● What is being asked
Read the entries below and pull out each line with the string "général".

● Dataset

####################

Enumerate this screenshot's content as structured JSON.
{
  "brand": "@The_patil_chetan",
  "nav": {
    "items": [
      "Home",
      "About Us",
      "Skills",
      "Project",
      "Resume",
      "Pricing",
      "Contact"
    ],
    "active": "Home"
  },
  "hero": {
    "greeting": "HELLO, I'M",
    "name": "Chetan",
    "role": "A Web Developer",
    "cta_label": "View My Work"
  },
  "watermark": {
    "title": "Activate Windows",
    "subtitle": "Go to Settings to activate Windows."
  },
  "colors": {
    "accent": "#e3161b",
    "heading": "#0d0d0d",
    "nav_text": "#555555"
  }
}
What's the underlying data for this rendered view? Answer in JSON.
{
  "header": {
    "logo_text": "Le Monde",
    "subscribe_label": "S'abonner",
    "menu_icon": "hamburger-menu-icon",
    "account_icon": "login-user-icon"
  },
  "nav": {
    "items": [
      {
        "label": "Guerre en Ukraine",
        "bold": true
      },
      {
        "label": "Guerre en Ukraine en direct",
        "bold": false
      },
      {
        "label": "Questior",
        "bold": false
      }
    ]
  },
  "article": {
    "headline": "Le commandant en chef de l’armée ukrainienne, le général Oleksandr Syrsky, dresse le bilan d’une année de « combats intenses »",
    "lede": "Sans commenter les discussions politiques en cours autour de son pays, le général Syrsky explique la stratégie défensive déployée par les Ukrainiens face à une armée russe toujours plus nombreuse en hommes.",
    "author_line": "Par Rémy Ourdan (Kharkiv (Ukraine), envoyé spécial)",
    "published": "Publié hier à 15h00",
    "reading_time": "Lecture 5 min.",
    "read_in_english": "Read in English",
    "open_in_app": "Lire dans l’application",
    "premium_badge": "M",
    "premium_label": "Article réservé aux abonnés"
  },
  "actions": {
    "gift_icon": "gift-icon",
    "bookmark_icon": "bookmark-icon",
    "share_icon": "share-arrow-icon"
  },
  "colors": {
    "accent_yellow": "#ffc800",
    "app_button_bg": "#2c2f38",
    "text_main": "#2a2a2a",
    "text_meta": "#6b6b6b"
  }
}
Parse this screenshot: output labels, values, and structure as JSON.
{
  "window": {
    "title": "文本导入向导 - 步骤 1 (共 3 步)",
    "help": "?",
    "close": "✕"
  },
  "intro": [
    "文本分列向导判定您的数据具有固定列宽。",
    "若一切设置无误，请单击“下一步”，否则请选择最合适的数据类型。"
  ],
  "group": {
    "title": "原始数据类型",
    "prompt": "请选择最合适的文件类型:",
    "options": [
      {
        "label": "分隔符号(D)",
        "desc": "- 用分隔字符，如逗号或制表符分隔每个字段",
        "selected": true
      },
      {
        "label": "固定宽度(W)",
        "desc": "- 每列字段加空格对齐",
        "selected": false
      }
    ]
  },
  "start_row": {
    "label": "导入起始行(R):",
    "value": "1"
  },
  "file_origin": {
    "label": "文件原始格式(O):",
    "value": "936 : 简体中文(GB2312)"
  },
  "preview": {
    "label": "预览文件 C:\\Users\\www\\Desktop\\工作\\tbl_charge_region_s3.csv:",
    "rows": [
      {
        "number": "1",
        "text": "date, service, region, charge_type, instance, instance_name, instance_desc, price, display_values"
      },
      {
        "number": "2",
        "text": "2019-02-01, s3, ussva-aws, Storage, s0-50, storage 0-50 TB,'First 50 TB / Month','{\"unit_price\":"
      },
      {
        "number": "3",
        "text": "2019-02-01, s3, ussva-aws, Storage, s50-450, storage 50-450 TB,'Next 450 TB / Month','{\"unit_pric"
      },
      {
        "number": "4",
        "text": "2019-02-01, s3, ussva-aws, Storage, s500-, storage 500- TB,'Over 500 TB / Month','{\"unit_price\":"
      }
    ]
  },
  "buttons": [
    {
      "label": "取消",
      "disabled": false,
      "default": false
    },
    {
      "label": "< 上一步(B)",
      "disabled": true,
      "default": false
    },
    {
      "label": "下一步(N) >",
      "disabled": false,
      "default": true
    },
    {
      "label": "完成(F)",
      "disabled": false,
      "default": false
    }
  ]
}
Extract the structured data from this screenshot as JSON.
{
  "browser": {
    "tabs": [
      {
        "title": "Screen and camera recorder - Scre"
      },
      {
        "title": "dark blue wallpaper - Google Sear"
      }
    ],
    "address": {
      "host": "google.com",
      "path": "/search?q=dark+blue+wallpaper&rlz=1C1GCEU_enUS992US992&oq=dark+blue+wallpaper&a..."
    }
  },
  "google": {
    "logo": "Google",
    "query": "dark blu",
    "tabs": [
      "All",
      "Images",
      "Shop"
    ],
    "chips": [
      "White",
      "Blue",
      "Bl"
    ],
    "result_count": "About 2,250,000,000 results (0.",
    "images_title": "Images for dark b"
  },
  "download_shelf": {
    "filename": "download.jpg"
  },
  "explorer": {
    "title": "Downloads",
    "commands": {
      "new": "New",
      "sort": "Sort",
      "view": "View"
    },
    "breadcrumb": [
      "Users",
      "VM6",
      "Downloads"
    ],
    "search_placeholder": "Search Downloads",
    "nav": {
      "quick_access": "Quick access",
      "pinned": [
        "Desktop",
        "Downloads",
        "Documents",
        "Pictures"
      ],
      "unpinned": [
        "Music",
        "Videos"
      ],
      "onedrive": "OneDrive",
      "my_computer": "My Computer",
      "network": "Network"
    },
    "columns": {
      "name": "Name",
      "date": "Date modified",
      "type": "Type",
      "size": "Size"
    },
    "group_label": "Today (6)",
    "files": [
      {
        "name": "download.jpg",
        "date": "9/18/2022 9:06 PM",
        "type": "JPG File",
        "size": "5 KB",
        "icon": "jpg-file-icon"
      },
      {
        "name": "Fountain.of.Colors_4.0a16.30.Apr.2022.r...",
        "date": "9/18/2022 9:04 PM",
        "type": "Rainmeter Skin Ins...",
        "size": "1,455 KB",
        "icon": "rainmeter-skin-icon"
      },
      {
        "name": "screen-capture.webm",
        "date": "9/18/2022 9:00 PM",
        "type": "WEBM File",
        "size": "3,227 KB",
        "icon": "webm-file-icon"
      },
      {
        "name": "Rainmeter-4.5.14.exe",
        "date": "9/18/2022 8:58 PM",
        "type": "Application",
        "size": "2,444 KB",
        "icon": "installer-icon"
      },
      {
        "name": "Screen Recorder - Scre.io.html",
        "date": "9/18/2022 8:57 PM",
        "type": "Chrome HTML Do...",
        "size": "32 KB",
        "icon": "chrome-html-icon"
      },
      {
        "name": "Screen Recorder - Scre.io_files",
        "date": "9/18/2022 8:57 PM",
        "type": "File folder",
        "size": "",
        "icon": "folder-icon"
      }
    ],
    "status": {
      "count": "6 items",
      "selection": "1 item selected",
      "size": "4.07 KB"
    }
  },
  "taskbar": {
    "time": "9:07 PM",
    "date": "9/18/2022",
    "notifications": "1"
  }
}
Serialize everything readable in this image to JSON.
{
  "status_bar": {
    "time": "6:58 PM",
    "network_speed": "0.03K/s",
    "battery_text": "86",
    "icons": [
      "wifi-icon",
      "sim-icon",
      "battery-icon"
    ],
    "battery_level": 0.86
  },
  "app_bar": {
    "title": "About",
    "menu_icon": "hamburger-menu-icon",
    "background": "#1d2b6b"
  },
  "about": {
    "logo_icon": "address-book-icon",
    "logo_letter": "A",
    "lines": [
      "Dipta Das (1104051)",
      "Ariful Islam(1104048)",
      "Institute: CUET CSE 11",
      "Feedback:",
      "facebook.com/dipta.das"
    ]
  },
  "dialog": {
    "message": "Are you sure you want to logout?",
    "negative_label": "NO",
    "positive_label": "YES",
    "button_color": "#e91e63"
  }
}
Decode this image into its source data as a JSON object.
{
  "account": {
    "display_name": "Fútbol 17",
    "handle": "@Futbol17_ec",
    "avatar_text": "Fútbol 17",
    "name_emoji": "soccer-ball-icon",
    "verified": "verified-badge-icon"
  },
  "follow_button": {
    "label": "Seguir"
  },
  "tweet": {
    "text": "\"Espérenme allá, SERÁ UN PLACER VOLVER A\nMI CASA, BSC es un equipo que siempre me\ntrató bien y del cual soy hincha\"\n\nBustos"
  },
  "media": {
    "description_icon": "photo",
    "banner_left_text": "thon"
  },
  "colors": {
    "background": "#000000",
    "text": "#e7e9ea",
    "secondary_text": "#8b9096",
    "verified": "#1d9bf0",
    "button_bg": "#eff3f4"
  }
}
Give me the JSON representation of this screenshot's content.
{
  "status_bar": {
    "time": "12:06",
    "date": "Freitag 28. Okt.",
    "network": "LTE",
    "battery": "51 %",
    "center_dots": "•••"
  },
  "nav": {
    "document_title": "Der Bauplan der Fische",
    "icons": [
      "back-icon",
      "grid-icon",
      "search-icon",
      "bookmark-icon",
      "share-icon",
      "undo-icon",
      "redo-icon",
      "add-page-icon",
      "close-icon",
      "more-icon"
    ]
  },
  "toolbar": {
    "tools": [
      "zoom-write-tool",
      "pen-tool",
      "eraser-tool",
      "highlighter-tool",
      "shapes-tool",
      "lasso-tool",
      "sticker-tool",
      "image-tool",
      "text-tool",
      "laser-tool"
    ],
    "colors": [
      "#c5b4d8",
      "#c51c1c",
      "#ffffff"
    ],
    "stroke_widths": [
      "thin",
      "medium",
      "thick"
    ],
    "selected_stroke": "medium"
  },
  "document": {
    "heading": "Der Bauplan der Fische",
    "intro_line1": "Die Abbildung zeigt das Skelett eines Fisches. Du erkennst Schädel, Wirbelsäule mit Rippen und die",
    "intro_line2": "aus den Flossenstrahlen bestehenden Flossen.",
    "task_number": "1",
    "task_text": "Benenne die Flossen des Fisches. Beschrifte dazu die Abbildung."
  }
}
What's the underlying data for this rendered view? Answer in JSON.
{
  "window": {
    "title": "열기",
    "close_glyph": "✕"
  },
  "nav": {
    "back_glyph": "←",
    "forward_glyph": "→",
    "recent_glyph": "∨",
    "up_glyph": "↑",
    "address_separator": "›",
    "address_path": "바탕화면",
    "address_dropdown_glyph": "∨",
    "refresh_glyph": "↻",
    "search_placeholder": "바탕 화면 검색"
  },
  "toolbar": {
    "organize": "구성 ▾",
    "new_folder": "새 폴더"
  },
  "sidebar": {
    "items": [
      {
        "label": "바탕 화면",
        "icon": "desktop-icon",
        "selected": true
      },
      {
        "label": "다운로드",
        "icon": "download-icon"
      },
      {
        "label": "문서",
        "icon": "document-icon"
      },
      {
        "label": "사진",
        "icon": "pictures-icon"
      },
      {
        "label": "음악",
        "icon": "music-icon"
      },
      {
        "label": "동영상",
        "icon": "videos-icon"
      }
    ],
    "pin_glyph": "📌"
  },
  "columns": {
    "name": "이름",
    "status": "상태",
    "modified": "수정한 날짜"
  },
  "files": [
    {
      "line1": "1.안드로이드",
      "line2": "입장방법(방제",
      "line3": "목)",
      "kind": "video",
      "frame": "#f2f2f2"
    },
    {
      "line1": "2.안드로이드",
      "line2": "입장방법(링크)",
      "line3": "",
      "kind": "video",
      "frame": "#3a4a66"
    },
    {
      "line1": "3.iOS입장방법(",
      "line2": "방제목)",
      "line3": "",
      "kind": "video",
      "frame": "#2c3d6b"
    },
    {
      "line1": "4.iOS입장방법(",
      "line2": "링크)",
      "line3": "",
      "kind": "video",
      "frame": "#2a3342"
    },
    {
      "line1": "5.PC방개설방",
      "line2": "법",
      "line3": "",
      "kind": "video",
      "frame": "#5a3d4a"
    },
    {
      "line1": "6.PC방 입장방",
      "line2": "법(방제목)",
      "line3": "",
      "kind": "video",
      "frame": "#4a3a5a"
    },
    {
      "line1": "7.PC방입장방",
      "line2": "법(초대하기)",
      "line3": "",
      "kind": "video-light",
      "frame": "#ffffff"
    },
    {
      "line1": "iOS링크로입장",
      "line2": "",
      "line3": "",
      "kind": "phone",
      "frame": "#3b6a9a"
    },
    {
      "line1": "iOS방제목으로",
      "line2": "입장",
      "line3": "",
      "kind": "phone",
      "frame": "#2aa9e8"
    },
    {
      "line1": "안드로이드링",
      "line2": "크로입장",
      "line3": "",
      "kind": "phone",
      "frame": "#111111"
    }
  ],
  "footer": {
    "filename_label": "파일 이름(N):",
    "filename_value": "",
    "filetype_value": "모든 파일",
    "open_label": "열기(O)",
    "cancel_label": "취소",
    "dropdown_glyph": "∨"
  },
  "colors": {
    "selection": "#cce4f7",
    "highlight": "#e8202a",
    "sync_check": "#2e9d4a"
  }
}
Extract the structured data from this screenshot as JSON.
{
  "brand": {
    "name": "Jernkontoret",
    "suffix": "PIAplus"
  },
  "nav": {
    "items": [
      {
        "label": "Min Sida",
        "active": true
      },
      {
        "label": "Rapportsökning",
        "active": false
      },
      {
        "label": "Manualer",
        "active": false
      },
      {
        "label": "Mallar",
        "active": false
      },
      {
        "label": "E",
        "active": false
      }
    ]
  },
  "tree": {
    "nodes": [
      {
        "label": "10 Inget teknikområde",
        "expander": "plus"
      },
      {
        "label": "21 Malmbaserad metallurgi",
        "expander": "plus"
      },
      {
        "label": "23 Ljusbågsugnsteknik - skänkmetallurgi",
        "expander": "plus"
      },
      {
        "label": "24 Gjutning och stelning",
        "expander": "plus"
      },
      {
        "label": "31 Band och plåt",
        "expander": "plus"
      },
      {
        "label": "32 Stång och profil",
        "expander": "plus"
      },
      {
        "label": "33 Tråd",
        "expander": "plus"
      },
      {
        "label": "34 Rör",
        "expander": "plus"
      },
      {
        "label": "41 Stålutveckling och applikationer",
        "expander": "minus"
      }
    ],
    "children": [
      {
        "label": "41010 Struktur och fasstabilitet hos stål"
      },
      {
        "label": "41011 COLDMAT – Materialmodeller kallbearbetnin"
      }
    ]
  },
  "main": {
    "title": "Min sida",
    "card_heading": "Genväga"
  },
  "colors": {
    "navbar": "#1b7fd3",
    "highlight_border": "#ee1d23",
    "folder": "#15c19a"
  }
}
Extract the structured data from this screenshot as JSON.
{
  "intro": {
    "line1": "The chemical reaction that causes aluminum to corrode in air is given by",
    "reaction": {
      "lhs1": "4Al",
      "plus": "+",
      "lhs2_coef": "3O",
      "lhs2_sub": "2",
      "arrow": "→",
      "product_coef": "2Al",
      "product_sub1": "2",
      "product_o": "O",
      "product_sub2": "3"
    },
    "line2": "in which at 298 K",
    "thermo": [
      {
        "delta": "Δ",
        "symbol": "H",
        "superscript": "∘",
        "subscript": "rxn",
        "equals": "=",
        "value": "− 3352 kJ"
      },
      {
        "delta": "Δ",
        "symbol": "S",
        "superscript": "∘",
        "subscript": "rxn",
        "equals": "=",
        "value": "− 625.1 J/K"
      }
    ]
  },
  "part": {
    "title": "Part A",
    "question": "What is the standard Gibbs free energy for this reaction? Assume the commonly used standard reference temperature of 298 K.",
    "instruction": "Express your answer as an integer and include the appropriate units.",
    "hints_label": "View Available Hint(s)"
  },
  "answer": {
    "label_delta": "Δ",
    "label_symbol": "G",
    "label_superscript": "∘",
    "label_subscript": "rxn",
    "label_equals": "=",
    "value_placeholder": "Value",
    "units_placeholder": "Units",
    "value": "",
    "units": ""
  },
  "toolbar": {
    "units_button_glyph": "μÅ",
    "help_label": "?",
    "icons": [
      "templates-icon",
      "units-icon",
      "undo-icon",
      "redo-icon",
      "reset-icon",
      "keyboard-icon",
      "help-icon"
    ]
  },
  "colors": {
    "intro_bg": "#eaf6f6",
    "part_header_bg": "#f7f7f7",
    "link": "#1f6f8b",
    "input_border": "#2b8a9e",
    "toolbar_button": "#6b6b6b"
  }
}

####################

● Result of this task
    "headline": "Le commandant en chef de l’armée ukrainienne, le général Oleksandr Syrsky, dresse le bilan d’une année de « combats intenses »",
    "lede": "Sans commenter les discussions politiques en cours autour de son pays, le général Syrsky explique la stratégie défensive déployée par les Ukrainiens face à une armée russe toujours plus nombreuse en hommes.",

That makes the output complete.